Task inputs
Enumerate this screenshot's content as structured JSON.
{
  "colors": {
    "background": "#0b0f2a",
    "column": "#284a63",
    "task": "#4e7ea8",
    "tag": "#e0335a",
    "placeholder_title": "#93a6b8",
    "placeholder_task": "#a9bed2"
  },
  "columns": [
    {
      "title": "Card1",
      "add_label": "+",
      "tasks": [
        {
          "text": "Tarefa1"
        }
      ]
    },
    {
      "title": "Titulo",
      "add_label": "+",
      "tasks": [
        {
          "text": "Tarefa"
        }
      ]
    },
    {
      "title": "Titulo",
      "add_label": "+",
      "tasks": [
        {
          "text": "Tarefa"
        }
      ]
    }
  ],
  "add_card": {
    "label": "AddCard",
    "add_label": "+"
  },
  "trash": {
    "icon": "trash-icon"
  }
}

Task to carry out
Write out every entry exactly as given.

Task response
Enumerate this screenshot's content as structured JSON.
{
  "colors": {
    "background": "#0b0f2a",
    "column": "#284a63",
    "task": "#4e7ea8",
    "tag": "#e0335a",
    "placeholder_title": "#93a6b8",
    "placeholder_task": "#a9bed2"
  },
  "columns": [
    {
      "title": "Card1",
      "add_label": "+",
      "tasks": [
        {
          "text": "Tarefa1"
        }
      ]
    },
    {
      "title": "Titulo",
      "add_label": "+",
      "tasks": [
        {
          "text": "Tarefa"
        }
      ]
    },
    {
      "title": "Titulo",
      "add_label": "+",
      "tasks": [
        {
          "text": "Tarefa"
        }
      ]
    }
  ],
  "add_card": {
    "label": "AddCard",
    "add_label": "+"
  },
  "trash": {
    "icon": "trash-icon"
  }
}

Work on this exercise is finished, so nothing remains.